*Items from a dataset*
..........
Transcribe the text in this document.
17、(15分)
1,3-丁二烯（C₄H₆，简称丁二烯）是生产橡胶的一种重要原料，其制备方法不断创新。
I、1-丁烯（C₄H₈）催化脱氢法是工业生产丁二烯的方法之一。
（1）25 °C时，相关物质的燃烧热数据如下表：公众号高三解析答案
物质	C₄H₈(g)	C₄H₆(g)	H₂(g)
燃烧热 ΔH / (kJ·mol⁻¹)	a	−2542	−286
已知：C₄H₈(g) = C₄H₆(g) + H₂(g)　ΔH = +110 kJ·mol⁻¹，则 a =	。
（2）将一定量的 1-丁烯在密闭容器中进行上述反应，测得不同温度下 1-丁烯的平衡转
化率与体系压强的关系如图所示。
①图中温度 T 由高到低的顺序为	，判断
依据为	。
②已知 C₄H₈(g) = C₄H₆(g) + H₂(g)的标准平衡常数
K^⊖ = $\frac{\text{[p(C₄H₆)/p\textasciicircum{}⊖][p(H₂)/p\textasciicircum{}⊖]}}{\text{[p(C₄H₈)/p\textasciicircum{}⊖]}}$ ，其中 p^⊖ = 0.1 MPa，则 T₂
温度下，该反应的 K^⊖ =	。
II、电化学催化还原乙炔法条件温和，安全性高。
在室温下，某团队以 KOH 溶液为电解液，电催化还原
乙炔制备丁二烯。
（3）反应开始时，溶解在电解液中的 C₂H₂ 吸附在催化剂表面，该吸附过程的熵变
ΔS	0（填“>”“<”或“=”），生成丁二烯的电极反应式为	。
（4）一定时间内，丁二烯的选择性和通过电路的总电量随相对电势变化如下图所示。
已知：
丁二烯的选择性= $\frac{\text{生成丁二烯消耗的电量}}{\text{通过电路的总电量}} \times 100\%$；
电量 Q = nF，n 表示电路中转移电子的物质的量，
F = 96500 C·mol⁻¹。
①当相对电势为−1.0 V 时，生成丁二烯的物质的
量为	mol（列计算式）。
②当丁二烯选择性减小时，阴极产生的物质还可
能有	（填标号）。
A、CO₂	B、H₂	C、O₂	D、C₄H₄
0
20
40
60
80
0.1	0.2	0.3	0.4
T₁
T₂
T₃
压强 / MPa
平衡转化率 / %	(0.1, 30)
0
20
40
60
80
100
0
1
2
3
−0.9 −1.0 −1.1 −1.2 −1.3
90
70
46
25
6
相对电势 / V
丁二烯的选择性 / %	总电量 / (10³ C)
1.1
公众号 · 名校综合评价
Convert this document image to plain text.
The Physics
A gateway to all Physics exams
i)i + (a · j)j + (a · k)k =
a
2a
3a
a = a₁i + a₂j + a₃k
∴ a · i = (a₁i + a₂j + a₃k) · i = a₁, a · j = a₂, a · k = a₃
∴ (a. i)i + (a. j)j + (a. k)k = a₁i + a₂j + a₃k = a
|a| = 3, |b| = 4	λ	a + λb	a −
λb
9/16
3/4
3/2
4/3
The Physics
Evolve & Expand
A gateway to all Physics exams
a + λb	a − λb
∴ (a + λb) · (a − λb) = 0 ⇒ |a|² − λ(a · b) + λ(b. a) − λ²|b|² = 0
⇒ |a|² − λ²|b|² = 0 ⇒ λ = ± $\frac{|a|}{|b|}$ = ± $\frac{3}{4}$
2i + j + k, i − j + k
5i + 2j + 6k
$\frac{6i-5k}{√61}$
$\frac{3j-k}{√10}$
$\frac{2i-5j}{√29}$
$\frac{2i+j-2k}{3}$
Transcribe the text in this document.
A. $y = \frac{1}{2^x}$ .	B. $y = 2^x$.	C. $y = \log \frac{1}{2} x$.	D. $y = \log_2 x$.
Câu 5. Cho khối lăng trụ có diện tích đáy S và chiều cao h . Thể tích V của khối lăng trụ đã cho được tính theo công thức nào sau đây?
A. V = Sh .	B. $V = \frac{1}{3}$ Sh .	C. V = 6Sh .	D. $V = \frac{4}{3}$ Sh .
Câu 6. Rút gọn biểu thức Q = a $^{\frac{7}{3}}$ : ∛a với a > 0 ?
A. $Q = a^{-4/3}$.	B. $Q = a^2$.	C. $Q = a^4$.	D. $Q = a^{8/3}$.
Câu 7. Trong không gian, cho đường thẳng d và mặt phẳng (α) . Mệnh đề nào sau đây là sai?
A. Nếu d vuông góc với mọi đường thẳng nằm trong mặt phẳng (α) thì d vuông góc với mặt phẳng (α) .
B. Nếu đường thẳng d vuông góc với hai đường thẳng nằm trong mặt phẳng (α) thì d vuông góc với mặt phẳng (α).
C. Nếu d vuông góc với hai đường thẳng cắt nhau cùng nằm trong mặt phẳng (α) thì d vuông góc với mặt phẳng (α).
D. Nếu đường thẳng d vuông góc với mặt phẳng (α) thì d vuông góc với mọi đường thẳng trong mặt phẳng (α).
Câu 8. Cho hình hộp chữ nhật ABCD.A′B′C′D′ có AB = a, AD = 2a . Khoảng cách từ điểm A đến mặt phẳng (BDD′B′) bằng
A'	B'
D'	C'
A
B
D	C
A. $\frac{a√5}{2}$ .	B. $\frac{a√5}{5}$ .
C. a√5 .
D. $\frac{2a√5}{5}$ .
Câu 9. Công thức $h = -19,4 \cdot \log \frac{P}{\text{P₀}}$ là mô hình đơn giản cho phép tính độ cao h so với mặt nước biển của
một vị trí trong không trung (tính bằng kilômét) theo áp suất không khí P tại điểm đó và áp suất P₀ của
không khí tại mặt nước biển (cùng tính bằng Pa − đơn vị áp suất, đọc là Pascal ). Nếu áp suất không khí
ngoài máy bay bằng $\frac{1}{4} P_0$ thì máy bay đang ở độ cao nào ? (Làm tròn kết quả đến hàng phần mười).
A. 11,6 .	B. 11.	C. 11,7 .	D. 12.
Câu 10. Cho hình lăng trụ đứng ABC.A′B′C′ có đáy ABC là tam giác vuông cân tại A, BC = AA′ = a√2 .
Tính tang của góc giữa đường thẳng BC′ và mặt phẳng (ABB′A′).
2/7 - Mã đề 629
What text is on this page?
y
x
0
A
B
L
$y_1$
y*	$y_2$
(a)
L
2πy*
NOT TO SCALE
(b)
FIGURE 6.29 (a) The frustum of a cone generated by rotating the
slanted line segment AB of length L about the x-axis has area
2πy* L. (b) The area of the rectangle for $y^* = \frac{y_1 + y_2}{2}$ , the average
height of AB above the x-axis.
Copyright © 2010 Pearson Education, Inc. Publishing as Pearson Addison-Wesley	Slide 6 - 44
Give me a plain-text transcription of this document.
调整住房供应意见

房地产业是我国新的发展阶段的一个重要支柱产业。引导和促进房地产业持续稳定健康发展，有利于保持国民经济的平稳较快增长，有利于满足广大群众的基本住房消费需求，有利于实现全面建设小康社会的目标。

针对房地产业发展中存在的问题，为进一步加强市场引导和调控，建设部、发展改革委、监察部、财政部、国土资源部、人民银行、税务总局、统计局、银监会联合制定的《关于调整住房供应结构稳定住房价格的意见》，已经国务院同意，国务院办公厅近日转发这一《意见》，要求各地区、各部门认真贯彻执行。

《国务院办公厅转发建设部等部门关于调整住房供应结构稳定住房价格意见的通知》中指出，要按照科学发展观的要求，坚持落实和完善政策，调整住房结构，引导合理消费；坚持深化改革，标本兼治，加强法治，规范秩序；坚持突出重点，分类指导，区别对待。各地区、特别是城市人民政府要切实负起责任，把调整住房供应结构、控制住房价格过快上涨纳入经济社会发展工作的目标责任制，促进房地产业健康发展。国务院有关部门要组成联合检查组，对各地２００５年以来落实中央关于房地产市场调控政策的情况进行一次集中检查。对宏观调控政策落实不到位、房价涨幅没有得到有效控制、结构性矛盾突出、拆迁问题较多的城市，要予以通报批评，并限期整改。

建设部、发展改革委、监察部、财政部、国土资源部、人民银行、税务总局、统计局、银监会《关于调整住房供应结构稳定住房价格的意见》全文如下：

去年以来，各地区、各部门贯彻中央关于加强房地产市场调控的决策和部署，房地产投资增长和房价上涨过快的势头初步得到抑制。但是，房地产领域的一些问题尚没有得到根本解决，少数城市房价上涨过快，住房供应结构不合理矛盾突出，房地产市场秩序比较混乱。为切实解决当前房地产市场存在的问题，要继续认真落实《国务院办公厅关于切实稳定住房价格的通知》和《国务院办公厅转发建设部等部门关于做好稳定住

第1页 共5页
..........
*Given problem*
Exactly reproduce the lines that run from the line with "Give me a plain-text" through the last line of the records, inclusive.

*Written reply*
Give me a plain-text transcription of this document.
调整住房供应意见

房地产业是我国新的发展阶段的一个重要支柱产业。引导和促进房地产业持续稳定健康发展，有利于保持国民经济的平稳较快增长，有利于满足广大群众的基本住房消费需求，有利于实现全面建设小康社会的目标。

针对房地产业发展中存在的问题，为进一步加强市场引导和调控，建设部、发展改革委、监察部、财政部、国土资源部、人民银行、税务总局、统计局、银监会联合制定的《关于调整住房供应结构稳定住房价格的意见》，已经国务院同意，国务院办公厅近日转发这一《意见》，要求各地区、各部门认真贯彻执行。

《国务院办公厅转发建设部等部门关于调整住房供应结构稳定住房价格意见的通知》中指出，要按照科学发展观的要求，坚持落实和完善政策，调整住房结构，引导合理消费；坚持深化改革，标本兼治，加强法治，规范秩序；坚持突出重点，分类指导，区别对待。各地区、特别是城市人民政府要切实负起责任，把调整住房供应结构、控制住房价格过快上涨纳入经济社会发展工作的目标责任制，促进房地产业健康发展。国务院有关部门要组成联合检查组，对各地２００５年以来落实中央关于房地产市场调控政策的情况进行一次集中检查。对宏观调控政策落实不到位、房价涨幅没有得到有效控制、结构性矛盾突出、拆迁问题较多的城市，要予以通报批评，并限期整改。

建设部、发展改革委、监察部、财政部、国土资源部、人民银行、税务总局、统计局、银监会《关于调整住房供应结构稳定住房价格的意见》全文如下：

去年以来，各地区、各部门贯彻中央关于加强房地产市场调控的决策和部署，房地产投资增长和房价上涨过快的势头初步得到抑制。但是，房地产领域的一些问题尚没有得到根本解决，少数城市房价上涨过快，住房供应结构不合理矛盾突出，房地产市场秩序比较混乱。为切实解决当前房地产市场存在的问题，要继续认真落实《国务院办公厅关于切实稳定住房价格的通知》和《国务院办公厅转发建设部等部门关于做好稳定住

第1页 共5页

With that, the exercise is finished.